-- begin Records to use --
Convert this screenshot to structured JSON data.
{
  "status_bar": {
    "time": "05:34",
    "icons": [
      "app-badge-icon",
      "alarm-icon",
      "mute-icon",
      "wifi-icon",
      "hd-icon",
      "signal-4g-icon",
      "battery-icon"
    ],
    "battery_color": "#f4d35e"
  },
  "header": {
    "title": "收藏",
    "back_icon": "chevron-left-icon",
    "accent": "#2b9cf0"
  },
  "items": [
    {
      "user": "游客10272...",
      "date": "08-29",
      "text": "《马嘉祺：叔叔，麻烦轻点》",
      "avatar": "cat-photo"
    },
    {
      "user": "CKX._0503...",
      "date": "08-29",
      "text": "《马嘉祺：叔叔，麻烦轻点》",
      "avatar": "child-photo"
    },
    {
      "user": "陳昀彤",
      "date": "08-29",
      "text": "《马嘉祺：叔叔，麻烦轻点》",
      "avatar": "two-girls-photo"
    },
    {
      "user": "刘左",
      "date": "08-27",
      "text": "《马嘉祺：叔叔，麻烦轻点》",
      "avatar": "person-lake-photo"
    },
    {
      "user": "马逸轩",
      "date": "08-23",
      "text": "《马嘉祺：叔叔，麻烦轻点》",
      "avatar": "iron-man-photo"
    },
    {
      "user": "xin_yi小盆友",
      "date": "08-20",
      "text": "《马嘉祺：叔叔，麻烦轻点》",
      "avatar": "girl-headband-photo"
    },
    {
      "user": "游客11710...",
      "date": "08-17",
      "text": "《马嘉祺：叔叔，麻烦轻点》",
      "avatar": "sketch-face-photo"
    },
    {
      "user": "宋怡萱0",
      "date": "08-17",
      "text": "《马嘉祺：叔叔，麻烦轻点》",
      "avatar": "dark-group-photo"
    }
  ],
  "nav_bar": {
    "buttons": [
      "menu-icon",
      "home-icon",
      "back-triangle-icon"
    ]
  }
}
-- end Records to use --
▸ Aim of the exercise: Write the material out exactly, with nothing left out.

▸ Output for this task:
Convert this screenshot to structured JSON data.
{
  "status_bar": {
    "time": "05:34",
    "icons": [
      "app-badge-icon",
      "alarm-icon",
      "mute-icon",
      "wifi-icon",
      "hd-icon",
      "signal-4g-icon",
      "battery-icon"
    ],
    "battery_color": "#f4d35e"
  },
  "header": {
    "title": "收藏",
    "back_icon": "chevron-left-icon",
    "accent": "#2b9cf0"
  },
  "items": [
    {
      "user": "游客10272...",
      "date": "08-29",
      "text": "《马嘉祺：叔叔，麻烦轻点》",
      "avatar": "cat-photo"
    },
    {
      "user": "CKX._0503...",
      "date": "08-29",
      "text": "《马嘉祺：叔叔，麻烦轻点》",
      "avatar": "child-photo"
    },
    {
      "user": "陳昀彤",
      "date": "08-29",
      "text": "《马嘉祺：叔叔，麻烦轻点》",
      "avatar": "two-girls-photo"
    },
    {
      "user": "刘左",
      "date": "08-27",
      "text": "《马嘉祺：叔叔，麻烦轻点》",
      "avatar": "person-lake-photo"
    },
    {
      "user": "马逸轩",
      "date": "08-23",
      "text": "《马嘉祺：叔叔，麻烦轻点》",
      "avatar": "iron-man-photo"
    },
    {
      "user": "xin_yi小盆友",
      "date": "08-20",
      "text": "《马嘉祺：叔叔，麻烦轻点》",
      "avatar": "girl-headband-photo"
    },
    {
      "user": "游客11710...",
      "date": "08-17",
      "text": "《马嘉祺：叔叔，麻烦轻点》",
      "avatar": "sketch-face-photo"
    },
    {
      "user": "宋怡萱0",
      "date": "08-17",
      "text": "《马嘉祺：叔叔，麻烦轻点》",
      "avatar": "dark-group-photo"
    }
  ],
  "nav_bar": {
    "buttons": [
      "menu-icon",
      "home-icon",
      "back-triangle-icon"
    ]
  }
}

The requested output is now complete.